**What is needed**
Transcribe the entries that follow, word for word.

:::::

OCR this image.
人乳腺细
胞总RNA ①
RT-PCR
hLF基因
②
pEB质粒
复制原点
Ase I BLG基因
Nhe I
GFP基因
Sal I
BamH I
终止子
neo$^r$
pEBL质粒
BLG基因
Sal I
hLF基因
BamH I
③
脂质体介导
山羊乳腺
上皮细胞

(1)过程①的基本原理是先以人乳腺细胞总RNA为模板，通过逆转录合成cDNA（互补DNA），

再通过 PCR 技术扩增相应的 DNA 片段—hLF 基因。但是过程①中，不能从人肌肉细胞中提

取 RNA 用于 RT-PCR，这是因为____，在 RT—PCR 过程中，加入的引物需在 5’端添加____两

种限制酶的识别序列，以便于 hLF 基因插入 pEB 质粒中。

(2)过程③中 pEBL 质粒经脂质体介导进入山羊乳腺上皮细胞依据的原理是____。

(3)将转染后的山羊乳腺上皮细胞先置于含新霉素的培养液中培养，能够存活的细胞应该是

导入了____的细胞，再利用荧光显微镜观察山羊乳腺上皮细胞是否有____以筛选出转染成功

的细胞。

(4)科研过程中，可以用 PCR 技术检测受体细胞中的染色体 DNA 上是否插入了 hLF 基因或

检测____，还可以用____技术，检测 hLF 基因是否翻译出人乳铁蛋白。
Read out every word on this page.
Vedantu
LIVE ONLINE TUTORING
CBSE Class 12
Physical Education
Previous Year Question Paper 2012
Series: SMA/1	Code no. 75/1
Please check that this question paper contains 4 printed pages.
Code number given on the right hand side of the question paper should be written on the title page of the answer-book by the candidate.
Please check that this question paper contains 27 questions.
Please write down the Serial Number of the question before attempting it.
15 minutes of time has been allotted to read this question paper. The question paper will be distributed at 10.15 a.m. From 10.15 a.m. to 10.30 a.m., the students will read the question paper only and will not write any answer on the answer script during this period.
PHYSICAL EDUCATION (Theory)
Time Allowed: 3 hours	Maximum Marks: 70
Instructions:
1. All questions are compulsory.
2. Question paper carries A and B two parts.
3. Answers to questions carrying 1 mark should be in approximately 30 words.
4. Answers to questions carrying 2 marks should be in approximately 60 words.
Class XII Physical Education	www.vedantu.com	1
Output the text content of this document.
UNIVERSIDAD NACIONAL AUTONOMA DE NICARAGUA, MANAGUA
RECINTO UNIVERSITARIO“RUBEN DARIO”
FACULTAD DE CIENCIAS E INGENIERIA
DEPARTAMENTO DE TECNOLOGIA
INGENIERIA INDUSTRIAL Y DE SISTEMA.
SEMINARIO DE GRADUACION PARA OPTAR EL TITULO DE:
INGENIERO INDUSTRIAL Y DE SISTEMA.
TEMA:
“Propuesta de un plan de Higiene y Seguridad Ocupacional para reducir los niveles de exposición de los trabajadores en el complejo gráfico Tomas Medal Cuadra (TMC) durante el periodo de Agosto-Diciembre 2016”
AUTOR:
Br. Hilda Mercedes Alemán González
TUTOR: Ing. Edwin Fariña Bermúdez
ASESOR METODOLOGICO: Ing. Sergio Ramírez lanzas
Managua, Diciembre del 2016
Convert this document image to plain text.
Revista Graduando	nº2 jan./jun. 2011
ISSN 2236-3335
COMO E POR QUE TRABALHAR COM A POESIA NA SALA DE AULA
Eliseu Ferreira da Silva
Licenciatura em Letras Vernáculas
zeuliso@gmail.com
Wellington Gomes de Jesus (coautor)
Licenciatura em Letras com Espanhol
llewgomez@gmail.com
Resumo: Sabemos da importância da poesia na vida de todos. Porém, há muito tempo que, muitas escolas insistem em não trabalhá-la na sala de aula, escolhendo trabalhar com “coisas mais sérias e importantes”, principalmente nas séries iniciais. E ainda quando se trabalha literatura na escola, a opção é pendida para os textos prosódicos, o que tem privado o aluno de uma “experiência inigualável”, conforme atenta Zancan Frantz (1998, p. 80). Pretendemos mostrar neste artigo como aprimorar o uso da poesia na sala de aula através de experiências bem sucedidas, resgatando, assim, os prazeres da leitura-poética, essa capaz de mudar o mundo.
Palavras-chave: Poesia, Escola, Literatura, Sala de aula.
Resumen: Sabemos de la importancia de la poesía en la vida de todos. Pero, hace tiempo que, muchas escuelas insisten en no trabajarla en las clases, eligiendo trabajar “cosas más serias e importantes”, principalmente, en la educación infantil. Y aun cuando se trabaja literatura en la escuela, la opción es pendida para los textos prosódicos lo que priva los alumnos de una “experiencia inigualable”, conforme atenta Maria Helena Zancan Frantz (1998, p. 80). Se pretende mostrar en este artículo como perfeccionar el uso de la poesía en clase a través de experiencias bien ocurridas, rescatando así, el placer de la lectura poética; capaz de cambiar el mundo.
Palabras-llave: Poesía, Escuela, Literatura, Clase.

:::::

**Written response**
OCR this image.
人乳腺细
胞总RNA ①
RT-PCR
hLF基因
②
pEB质粒
复制原点
Ase I BLG基因
Nhe I
GFP基因
Sal I
BamH I
终止子
neo$^r$
pEBL质粒
BLG基因
Sal I
hLF基因
BamH I
③
脂质体介导
山羊乳腺
上皮细胞

(1)过程①的基本原理是先以人乳腺细胞总RNA为模板，通过逆转录合成cDNA（互补DNA），

再通过 PCR 技术扩增相应的 DNA 片段—hLF 基因。但是过程①中，不能从人肌肉细胞中提

取 RNA 用于 RT-PCR，这是因为____，在 RT—PCR 过程中，加入的引物需在 5’端添加____两

种限制酶的识别序列，以便于 hLF 基因插入 pEB 质粒中。

(2)过程③中 pEBL 质粒经脂质体介导进入山羊乳腺上皮细胞依据的原理是____。

(3)将转染后的山羊乳腺上皮细胞先置于含新霉素的培养液中培养，能够存活的细胞应该是

导入了____的细胞，再利用荧光显微镜观察山羊乳腺上皮细胞是否有____以筛选出转染成功

的细胞。

(4)科研过程中，可以用 PCR 技术检测受体细胞中的染色体 DNA 上是否插入了 hLF 基因或

检测____，还可以用____技术，检测 hLF 基因是否翻译出人乳铁蛋白。
Read out every word on this page.
Vedantu
LIVE ONLINE TUTORING
CBSE Class 12
Physical Education
Previous Year Question Paper 2012
Series: SMA/1	Code no. 75/1
Please check that this question paper contains 4 printed pages.
Code number given on the right hand side of the question paper should be written on the title page of the answer-book by the candidate.
Please check that this question paper contains 27 questions.
Please write down the Serial Number of the question before attempting it.
15 minutes of time has been allotted to read this question paper. The question paper will be distributed at 10.15 a.m. From 10.15 a.m. to 10.30 a.m., the students will read the question paper only and will not write any answer on the answer script during this period.
PHYSICAL EDUCATION (Theory)
Time Allowed: 3 hours	Maximum Marks: 70
Instructions:
1. All questions are compulsory.
2. Question paper carries A and B two parts.
3. Answers to questions carrying 1 mark should be in approximately 30 words.
4. Answers to questions carrying 2 marks should be in approximately 60 words.
Class XII Physical Education	www.vedantu.com	1
Output the text content of this document.
UNIVERSIDAD NACIONAL AUTONOMA DE NICARAGUA, MANAGUA
RECINTO UNIVERSITARIO“RUBEN DARIO”
FACULTAD DE CIENCIAS E INGENIERIA
DEPARTAMENTO DE TECNOLOGIA
INGENIERIA INDUSTRIAL Y DE SISTEMA.
SEMINARIO DE GRADUACION PARA OPTAR EL TITULO DE:
INGENIERO INDUSTRIAL Y DE SISTEMA.
TEMA:
“Propuesta de un plan de Higiene y Seguridad Ocupacional para reducir los niveles de exposición de los trabajadores en el complejo gráfico Tomas Medal Cuadra (TMC) durante el periodo de Agosto-Diciembre 2016”
AUTOR:
Br. Hilda Mercedes Alemán González
TUTOR: Ing. Edwin Fariña Bermúdez
ASESOR METODOLOGICO: Ing. Sergio Ramírez lanzas
Managua, Diciembre del 2016
Convert this document image to plain text.
Revista Graduando	nº2 jan./jun. 2011
ISSN 2236-3335
COMO E POR QUE TRABALHAR COM A POESIA NA SALA DE AULA
Eliseu Ferreira da Silva
Licenciatura em Letras Vernáculas
zeuliso@gmail.com
Wellington Gomes de Jesus (coautor)
Licenciatura em Letras com Espanhol
llewgomez@gmail.com
Resumo: Sabemos da importância da poesia na vida de todos. Porém, há muito tempo que, muitas escolas insistem em não trabalhá-la na sala de aula, escolhendo trabalhar com “coisas mais sérias e importantes”, principalmente nas séries iniciais. E ainda quando se trabalha literatura na escola, a opção é pendida para os textos prosódicos, o que tem privado o aluno de uma “experiência inigualável”, conforme atenta Zancan Frantz (1998, p. 80). Pretendemos mostrar neste artigo como aprimorar o uso da poesia na sala de aula através de experiências bem sucedidas, resgatando, assim, os prazeres da leitura-poética, essa capaz de mudar o mundo.
Palavras-chave: Poesia, Escola, Literatura, Sala de aula.
Resumen: Sabemos de la importancia de la poesía en la vida de todos. Pero, hace tiempo que, muchas escuelas insisten en no trabajarla en las clases, eligiendo trabajar “cosas más serias e importantes”, principalmente, en la educación infantil. Y aun cuando se trabaja literatura en la escuela, la opción es pendida para los textos prosódicos lo que priva los alumnos de una “experiencia inigualable”, conforme atenta Maria Helena Zancan Frantz (1998, p. 80). Se pretende mostrar en este artículo como perfeccionar el uso de la poesía en clase a través de experiencias bien ocurridas, rescatando así, el placer de la lectura poética; capaz de cambiar el mundo.
Palabras-llave: Poesía, Escuela, Literatura, Clase.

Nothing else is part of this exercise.